Data excerpts:
** BEGIN **

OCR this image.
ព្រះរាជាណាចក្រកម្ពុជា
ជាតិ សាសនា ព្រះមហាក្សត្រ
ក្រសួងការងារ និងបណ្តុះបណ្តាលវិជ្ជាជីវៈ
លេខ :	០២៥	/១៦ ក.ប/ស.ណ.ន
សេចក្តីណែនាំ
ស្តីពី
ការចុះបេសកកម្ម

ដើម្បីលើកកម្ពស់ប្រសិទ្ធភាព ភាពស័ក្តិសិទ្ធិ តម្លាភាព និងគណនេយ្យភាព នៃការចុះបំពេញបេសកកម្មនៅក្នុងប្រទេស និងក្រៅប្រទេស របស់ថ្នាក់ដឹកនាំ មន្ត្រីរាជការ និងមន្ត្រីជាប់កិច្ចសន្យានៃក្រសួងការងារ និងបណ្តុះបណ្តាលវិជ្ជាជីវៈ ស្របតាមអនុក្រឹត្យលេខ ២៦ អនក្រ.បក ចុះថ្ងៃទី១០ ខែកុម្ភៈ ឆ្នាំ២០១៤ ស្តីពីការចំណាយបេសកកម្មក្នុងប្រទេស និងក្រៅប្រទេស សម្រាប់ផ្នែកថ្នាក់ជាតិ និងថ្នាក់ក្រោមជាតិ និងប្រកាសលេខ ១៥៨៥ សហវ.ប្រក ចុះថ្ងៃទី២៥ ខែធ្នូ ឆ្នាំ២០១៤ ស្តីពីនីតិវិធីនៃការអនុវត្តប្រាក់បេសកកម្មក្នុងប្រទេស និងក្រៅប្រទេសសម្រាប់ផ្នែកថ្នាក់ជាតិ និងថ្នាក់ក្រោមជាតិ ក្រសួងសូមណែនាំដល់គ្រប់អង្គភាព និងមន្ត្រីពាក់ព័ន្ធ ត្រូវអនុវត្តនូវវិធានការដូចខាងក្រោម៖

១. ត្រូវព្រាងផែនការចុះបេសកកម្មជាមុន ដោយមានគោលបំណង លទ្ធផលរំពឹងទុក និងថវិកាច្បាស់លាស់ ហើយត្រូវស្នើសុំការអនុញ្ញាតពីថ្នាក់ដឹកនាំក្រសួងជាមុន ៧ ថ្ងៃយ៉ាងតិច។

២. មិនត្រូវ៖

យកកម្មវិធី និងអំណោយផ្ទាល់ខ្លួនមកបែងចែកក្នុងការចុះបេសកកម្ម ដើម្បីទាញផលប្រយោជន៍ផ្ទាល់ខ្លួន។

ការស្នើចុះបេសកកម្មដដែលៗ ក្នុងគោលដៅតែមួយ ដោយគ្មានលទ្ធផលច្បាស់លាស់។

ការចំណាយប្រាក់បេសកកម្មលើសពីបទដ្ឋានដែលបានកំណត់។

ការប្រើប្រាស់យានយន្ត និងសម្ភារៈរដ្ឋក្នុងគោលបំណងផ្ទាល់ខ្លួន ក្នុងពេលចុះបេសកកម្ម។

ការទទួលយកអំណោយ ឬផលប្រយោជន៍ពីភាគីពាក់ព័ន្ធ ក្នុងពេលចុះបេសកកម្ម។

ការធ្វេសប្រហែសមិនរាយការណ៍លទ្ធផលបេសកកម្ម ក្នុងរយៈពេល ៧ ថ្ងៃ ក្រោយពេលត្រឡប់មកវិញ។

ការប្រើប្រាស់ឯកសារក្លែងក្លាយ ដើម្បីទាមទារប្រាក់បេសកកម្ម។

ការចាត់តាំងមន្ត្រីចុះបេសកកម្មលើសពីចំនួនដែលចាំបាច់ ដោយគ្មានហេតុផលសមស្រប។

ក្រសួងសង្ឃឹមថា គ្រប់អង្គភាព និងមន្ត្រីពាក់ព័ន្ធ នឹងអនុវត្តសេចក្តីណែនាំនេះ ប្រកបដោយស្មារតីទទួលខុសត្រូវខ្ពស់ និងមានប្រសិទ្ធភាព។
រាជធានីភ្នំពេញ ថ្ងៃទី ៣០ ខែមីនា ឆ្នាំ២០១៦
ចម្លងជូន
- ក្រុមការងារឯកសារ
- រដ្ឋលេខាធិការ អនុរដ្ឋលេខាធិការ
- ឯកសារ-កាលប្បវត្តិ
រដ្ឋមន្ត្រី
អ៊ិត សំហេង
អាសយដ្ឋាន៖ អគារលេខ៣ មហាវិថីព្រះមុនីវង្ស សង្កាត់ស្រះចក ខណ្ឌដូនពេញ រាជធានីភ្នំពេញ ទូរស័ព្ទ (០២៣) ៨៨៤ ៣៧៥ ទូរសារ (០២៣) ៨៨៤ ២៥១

** END **

Task prompt ▸
Which lines include the word "សកកម"? List them all.

Full output ▸
ការចុះបេសកកម្ម
ដើម្បីលើកកម្ពស់ប្រសិទ្ធភាព ភាពស័ក្តិសិទ្ធិ តម្លាភាព និងគណនេយ្យភាព នៃការចុះបំពេញបេសកកម្មនៅក្នុងប្រទេស និងក្រៅប្រទេស របស់ថ្នាក់ដឹកនាំ មន្ត្រីរាជការ និងមន្ត្រីជាប់កិច្ចសន្យានៃក្រសួងការងារ និងបណ្តុះបណ្តាលវិជ្ជាជីវៈ ស្របតាមអនុក្រឹត្យលេខ ២៦ អនក្រ.បក ចុះថ្ងៃទី១០ ខែកុម្ភៈ ឆ្នាំ២០១៤ ស្តីពីការចំណាយបេសកកម្មក្នុងប្រទេស និងក្រៅប្រទេស សម្រាប់ផ្នែកថ្នាក់ជាតិ និងថ្នាក់ក្រោមជាតិ និងប្រកាសលេខ ១៥៨៥ សហវ.ប្រក ចុះថ្ងៃទី២៥ ខែធ្នូ ឆ្នាំ២០១៤ ស្តីពីនីតិវិធីនៃការអនុវត្តប្រាក់បេសកកម្មក្នុងប្រទេស និងក្រៅប្រទេសសម្រាប់ផ្នែកថ្នាក់ជាតិ និងថ្នាក់ក្រោមជាតិ ក្រសួងសូមណែនាំដល់គ្រប់អង្គភាព និងមន្ត្រីពាក់ព័ន្ធ ត្រូវអនុវត្តនូវវិធានការដូចខាងក្រោម៖
១. ត្រូវព្រាងផែនការចុះបេសកកម្មជាមុន ដោយមានគោលបំណង លទ្ធផលរំពឹងទុក និងថវិកាច្បាស់លាស់ ហើយត្រូវស្នើសុំការអនុញ្ញាតពីថ្នាក់ដឹកនាំក្រសួងជាមុន ៧ ថ្ងៃយ៉ាងតិច។
យកកម្មវិធី និងអំណោយផ្ទាល់ខ្លួនមកបែងចែកក្នុងការចុះបេសកកម្ម ដើម្បីទាញផលប្រយោជន៍ផ្ទាល់ខ្លួន។
ការស្នើចុះបេសកកម្មដដែលៗ ក្នុងគោលដៅតែមួយ ដោយគ្មានលទ្ធផលច្បាស់លាស់។
ការចំណាយប្រាក់បេសកកម្មលើសពីបទដ្ឋានដែលបានកំណត់។
ការប្រើប្រាស់យានយន្ត និងសម្ភារៈរដ្ឋក្នុងគោលបំណងផ្ទាល់ខ្លួន ក្នុងពេលចុះបេសកកម្ម។
ការទទួលយកអំណោយ ឬផលប្រយោជន៍ពីភាគីពាក់ព័ន្ធ ក្នុងពេលចុះបេសកកម្ម។
ការធ្វេសប្រហែសមិនរាយការណ៍លទ្ធផលបេសកកម្ម ក្នុងរយៈពេល ៧ ថ្ងៃ ក្រោយពេលត្រឡប់មកវិញ។
ការប្រើប្រាស់ឯកសារក្លែងក្លាយ ដើម្បីទាមទារប្រាក់បេសកកម្ម។
ការចាត់តាំងមន្ត្រីចុះបេសកកម្មលើសពីចំនួនដែលចាំបាច់ ដោយគ្មានហេតុផលសមស្រប។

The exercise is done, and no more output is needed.